*What you have to do:* Identify all lines of the data containing the string "kcal" and copy them.

** Begin **

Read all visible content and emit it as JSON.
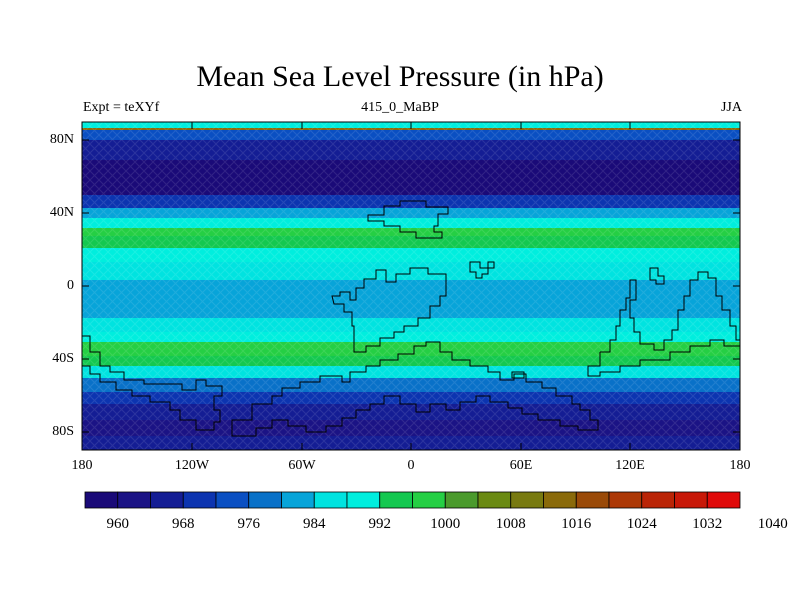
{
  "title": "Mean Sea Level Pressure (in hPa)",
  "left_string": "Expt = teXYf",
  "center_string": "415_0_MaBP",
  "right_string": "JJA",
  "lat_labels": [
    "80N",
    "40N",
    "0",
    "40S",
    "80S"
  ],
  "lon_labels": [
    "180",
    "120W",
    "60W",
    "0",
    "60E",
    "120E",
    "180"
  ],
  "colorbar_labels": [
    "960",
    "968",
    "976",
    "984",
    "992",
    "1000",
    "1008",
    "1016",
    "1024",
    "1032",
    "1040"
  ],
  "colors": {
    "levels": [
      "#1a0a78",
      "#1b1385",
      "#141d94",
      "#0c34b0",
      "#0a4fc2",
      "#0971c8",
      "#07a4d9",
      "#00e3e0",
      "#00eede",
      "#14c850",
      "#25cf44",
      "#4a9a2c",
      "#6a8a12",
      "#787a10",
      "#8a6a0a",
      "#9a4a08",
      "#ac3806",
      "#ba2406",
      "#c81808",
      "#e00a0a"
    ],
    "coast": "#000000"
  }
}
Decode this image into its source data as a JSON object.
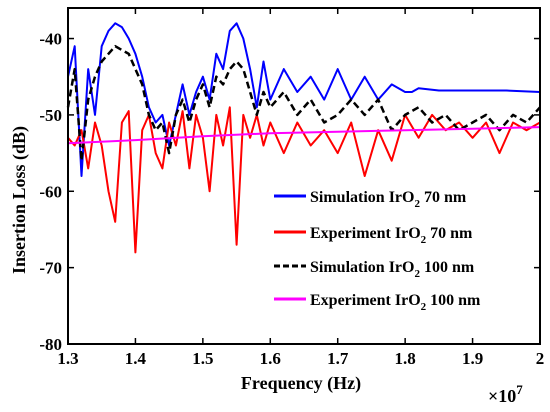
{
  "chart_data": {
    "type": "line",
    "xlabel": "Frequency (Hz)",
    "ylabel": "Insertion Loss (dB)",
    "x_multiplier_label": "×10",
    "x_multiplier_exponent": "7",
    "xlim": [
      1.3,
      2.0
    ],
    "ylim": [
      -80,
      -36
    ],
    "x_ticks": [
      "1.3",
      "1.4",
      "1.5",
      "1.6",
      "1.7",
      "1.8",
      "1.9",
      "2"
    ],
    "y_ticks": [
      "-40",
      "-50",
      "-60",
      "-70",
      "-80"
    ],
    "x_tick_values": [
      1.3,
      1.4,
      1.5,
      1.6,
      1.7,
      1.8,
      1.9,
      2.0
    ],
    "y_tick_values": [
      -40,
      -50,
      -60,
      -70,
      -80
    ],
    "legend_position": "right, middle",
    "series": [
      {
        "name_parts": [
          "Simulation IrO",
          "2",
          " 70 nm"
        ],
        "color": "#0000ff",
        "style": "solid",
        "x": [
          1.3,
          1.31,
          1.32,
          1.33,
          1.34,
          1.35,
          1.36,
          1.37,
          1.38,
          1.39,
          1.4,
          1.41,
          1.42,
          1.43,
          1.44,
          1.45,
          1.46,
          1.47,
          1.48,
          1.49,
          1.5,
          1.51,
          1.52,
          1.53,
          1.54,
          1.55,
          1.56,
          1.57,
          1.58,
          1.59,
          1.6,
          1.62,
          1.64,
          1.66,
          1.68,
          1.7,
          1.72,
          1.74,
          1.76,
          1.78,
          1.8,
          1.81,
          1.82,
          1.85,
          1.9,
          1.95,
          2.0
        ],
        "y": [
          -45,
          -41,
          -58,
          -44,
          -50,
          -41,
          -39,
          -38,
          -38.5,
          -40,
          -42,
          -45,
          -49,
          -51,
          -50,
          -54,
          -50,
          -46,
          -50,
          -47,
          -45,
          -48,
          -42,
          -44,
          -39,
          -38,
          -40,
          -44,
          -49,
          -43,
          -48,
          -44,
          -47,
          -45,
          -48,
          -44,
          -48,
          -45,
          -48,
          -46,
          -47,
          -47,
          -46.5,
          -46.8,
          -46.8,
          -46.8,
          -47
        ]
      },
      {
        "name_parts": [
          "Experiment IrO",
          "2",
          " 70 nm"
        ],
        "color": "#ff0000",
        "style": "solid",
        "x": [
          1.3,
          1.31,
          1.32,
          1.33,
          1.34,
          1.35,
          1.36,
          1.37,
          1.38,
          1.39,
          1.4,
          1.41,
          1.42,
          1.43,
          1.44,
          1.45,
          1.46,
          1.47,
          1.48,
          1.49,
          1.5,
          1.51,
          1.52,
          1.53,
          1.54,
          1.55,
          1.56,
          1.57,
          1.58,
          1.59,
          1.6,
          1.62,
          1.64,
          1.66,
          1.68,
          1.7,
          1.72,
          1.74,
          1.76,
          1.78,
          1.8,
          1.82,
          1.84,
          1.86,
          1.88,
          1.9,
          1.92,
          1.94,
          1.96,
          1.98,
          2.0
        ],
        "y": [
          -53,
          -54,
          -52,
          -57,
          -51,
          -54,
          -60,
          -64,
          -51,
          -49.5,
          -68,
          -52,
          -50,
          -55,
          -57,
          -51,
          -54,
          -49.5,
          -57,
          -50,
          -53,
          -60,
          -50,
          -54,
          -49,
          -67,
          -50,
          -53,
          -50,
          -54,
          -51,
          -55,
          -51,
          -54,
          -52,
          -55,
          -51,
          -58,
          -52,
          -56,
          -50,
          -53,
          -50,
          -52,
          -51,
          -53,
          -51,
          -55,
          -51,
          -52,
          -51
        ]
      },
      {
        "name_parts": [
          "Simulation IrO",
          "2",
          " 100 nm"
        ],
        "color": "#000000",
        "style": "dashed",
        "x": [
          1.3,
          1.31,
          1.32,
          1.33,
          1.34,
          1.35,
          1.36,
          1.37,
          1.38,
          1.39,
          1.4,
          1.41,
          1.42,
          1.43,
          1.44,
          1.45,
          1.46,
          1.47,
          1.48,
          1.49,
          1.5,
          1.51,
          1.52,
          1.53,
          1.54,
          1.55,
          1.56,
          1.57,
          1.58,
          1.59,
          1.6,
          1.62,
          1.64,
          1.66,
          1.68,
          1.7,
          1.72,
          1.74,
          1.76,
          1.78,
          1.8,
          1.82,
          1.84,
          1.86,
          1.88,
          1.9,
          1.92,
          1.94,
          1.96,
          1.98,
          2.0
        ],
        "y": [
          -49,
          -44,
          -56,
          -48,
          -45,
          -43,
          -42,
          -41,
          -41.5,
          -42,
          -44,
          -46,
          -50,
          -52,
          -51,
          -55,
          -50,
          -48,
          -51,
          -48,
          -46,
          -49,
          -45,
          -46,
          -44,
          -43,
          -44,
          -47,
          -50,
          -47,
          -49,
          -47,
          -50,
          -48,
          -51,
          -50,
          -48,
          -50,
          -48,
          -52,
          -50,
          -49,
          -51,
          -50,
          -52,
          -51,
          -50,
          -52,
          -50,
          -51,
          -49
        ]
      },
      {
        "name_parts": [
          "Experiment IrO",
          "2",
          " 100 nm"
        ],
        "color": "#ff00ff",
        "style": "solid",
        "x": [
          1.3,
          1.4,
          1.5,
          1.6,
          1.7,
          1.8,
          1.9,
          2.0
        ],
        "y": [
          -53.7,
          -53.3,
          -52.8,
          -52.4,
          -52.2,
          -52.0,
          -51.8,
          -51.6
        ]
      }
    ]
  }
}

** End **
** Begin **

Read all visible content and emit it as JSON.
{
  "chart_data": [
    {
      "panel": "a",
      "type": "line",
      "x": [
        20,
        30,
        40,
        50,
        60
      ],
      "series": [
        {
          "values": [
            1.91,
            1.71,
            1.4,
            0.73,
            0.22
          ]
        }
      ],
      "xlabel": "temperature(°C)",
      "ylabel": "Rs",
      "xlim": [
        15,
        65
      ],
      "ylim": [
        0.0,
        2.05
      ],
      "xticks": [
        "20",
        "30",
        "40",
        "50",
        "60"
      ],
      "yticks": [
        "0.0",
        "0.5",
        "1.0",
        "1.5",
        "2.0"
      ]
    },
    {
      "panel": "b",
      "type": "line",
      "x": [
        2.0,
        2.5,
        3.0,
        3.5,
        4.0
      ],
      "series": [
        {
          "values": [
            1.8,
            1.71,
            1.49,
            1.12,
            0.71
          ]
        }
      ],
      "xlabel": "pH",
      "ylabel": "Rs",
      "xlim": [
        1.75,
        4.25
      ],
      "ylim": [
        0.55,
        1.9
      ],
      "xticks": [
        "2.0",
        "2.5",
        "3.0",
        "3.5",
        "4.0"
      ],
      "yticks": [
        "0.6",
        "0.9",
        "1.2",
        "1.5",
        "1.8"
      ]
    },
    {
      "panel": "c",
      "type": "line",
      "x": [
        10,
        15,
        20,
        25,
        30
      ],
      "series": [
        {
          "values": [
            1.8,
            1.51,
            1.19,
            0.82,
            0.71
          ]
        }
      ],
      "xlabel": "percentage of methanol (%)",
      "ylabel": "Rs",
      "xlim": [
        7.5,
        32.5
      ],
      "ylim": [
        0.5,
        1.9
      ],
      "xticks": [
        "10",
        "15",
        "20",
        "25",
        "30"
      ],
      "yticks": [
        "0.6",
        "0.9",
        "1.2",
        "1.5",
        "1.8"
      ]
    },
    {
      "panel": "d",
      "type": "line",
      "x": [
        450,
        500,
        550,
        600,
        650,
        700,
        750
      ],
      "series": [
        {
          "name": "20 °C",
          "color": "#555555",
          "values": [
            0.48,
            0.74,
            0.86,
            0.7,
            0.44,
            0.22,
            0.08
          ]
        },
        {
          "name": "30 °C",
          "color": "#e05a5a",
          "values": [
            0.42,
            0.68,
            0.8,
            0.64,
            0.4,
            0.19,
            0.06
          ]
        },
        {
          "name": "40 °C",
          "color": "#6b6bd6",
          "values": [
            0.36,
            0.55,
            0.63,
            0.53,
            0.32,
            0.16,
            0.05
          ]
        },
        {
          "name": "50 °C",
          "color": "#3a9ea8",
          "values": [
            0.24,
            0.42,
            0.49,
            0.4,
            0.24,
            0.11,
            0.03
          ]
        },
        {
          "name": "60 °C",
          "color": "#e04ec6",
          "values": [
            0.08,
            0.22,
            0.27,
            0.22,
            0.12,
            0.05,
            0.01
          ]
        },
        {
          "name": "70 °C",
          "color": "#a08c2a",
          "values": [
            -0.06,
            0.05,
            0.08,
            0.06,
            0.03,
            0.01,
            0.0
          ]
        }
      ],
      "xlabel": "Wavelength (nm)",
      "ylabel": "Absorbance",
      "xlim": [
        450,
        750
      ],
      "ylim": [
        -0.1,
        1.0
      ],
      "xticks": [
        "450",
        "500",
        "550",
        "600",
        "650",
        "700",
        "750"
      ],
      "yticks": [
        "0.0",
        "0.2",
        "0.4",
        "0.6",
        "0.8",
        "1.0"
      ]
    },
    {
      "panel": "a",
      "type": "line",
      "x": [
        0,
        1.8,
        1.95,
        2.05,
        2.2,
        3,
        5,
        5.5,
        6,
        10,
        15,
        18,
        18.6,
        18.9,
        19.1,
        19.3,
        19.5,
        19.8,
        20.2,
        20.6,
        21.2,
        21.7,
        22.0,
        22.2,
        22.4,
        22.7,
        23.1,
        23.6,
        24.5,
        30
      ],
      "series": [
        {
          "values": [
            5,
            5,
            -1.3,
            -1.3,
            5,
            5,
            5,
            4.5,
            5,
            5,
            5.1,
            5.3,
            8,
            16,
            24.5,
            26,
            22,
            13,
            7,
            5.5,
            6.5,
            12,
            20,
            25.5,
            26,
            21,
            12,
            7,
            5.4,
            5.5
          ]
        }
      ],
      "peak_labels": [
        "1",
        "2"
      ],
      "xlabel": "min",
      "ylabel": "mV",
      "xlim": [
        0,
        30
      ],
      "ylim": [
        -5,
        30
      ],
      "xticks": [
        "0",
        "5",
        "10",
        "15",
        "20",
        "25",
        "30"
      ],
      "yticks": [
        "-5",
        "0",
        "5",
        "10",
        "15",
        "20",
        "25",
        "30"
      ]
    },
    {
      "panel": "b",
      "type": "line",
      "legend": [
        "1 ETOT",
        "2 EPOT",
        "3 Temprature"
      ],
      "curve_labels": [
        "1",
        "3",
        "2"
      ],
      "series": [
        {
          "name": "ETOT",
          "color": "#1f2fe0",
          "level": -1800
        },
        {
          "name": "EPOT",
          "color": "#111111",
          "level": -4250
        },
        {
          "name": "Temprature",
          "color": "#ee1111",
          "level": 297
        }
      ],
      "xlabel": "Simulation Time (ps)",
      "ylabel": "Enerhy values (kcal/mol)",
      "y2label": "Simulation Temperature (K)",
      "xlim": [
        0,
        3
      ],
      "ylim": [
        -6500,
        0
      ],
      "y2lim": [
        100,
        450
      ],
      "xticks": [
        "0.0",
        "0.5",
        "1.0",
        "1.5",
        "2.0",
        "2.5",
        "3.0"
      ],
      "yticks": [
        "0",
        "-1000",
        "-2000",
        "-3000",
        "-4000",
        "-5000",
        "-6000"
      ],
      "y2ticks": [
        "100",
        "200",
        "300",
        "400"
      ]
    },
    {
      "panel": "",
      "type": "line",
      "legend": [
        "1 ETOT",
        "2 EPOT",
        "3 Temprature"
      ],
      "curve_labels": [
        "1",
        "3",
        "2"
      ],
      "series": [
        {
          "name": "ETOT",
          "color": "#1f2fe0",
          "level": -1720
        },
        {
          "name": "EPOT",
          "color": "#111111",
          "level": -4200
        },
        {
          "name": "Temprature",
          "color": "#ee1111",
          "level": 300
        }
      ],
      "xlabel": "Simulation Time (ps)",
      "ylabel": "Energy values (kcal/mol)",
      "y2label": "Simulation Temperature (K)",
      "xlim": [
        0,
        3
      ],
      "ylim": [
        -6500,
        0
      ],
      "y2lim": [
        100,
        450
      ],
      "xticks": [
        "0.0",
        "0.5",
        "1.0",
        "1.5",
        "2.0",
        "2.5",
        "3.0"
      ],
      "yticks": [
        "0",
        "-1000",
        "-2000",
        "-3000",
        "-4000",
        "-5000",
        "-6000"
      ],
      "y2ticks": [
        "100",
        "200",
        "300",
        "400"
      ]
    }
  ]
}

** End **

*The answer:*
      "ylabel": "Enerhy values (kcal/mol)",
      "ylabel": "Energy values (kcal/mol)",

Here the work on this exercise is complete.